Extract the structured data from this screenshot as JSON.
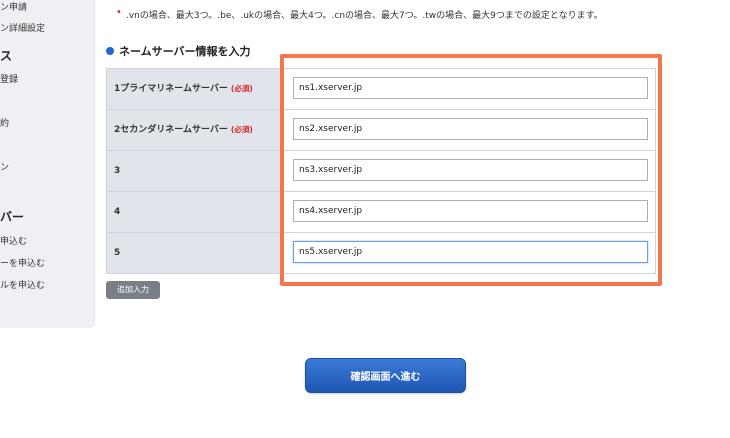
{
  "sidebar": {
    "items": [
      {
        "text": "ン申請",
        "type": "item"
      },
      {
        "text": "ン詳細設定",
        "type": "item"
      },
      {
        "text": "ス",
        "type": "heading"
      },
      {
        "text": "登録",
        "type": "item"
      },
      {
        "text": "約",
        "type": "item"
      },
      {
        "text": "ン",
        "type": "item"
      },
      {
        "text": "バー",
        "type": "heading"
      },
      {
        "text": "申込む",
        "type": "item"
      },
      {
        "text": "ーを申込む",
        "type": "item"
      },
      {
        "text": "ルを申込む",
        "type": "item"
      }
    ]
  },
  "note": {
    "bullet": "•",
    "text": ".vnの場合、最大3つ。.be、.ukの場合、最大4つ。.cnの場合、最大7つ。.twの場合、最大9つまでの設定となります。"
  },
  "section": {
    "title": "ネームサーバー情報を入力"
  },
  "nameservers": [
    {
      "label": "1プライマリネームサーバー",
      "required": "(必須)",
      "value": "ns1.xserver.jp"
    },
    {
      "label": "2セカンダリネームサーバー",
      "required": "(必須)",
      "value": "ns2.xserver.jp"
    },
    {
      "label": "3",
      "required": "",
      "value": "ns3.xserver.jp"
    },
    {
      "label": "4",
      "required": "",
      "value": "ns4.xserver.jp"
    },
    {
      "label": "5",
      "required": "",
      "value": "ns5.xserver.jp"
    }
  ],
  "buttons": {
    "add": "追加入力",
    "confirm": "確認画面へ進む"
  },
  "colors": {
    "highlight": "#f4774c",
    "accent": "#1f67c8",
    "required": "#d8262b"
  }
}
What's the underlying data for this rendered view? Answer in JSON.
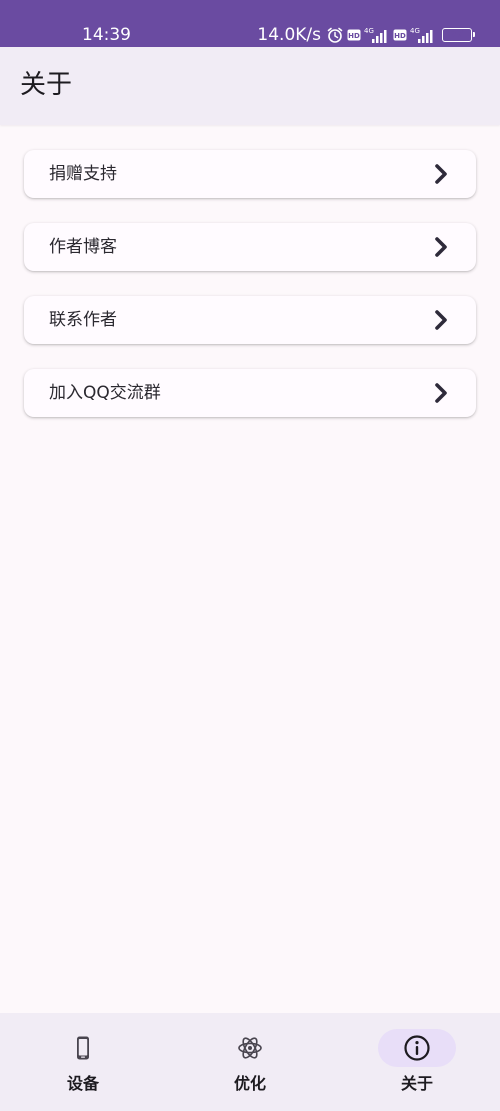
{
  "status_bar": {
    "time": "14:39",
    "net_speed": "14.0K/s",
    "icons": [
      "alarm-icon",
      "hd-icon",
      "signal-4g-icon",
      "hd-icon",
      "signal-4g-icon"
    ],
    "battery": "77",
    "battery_level": 0.77
  },
  "app_bar": {
    "title": "关于"
  },
  "menu": {
    "items": [
      {
        "label": "捐赠支持",
        "icon": "chevron-right-icon"
      },
      {
        "label": "作者博客",
        "icon": "chevron-right-icon"
      },
      {
        "label": "联系作者",
        "icon": "chevron-right-icon"
      },
      {
        "label": "加入QQ交流群",
        "icon": "chevron-right-icon"
      }
    ]
  },
  "bottom_nav": {
    "items": [
      {
        "label": "设备",
        "icon": "phone-device-icon",
        "active": false
      },
      {
        "label": "优化",
        "icon": "atom-icon",
        "active": false
      },
      {
        "label": "关于",
        "icon": "info-icon",
        "active": true
      }
    ]
  },
  "colors": {
    "status_bar": "#6a4ba1",
    "app_bar": "#f1ecf5",
    "background": "#fdf8fb",
    "active_indicator": "#e8def8",
    "chevron": "#2e2a3a"
  }
}
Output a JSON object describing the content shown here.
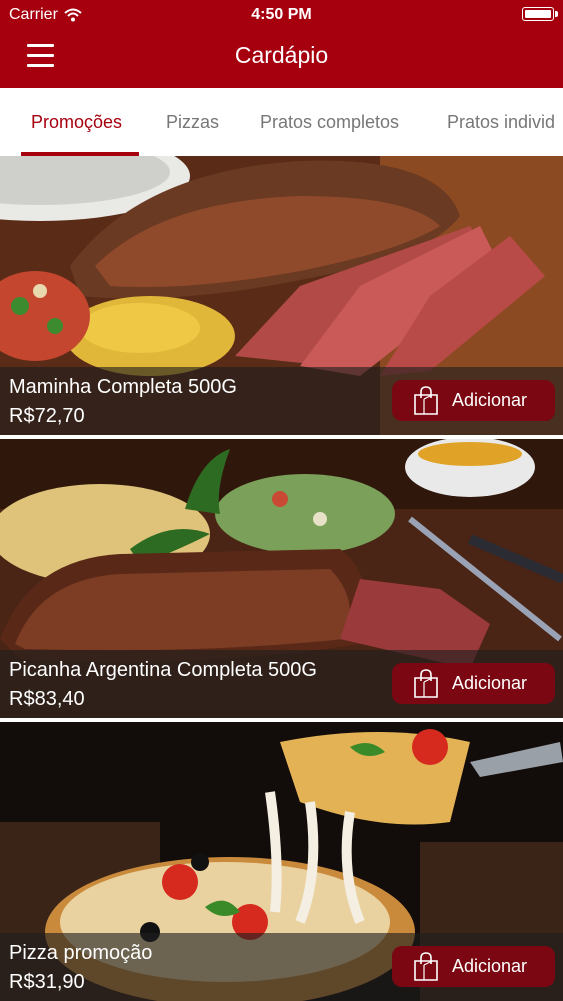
{
  "status_bar": {
    "carrier": "Carrier",
    "time": "4:50 PM"
  },
  "header": {
    "title": "Cardápio",
    "menu_icon": "hamburger-menu-icon"
  },
  "tabs": [
    {
      "label": "Promoções",
      "active": true
    },
    {
      "label": "Pizzas"
    },
    {
      "label": "Pratos completos"
    },
    {
      "label": "Pratos individ"
    }
  ],
  "items": [
    {
      "name": "Maminha Completa 500G",
      "price": "R$72,70",
      "button": "Adicionar"
    },
    {
      "name": "Picanha Argentina Completa 500G",
      "price": "R$83,40",
      "button": "Adicionar"
    },
    {
      "name": "Pizza promoção",
      "price": "R$31,90",
      "button": "Adicionar"
    }
  ],
  "colors": {
    "brand": "#a6000f",
    "button": "#7a0711",
    "tab_inactive": "#777777"
  }
}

= = =

[AIM] Set down the line containing "Output a JSON", then every later line through the end of the material, exactly as written; omit any picture.

[OUTPUT BELOW]
Output a JSON object describing the content shown here.
{
  "status_bar": {
    "carrier": "Carrier",
    "time": "4:50 PM"
  },
  "header": {
    "title": "Cardápio",
    "menu_icon": "hamburger-menu-icon"
  },
  "tabs": [
    {
      "label": "Promoções",
      "active": true
    },
    {
      "label": "Pizzas"
    },
    {
      "label": "Pratos completos"
    },
    {
      "label": "Pratos individ"
    }
  ],
  "items": [
    {
      "name": "Maminha Completa 500G",
      "price": "R$72,70",
      "button": "Adicionar"
    },
    {
      "name": "Picanha Argentina Completa 500G",
      "price": "R$83,40",
      "button": "Adicionar"
    },
    {
      "name": "Pizza promoção",
      "price": "R$31,90",
      "button": "Adicionar"
    }
  ],
  "colors": {
    "brand": "#a6000f",
    "button": "#7a0711",
    "tab_inactive": "#777777"
  }
}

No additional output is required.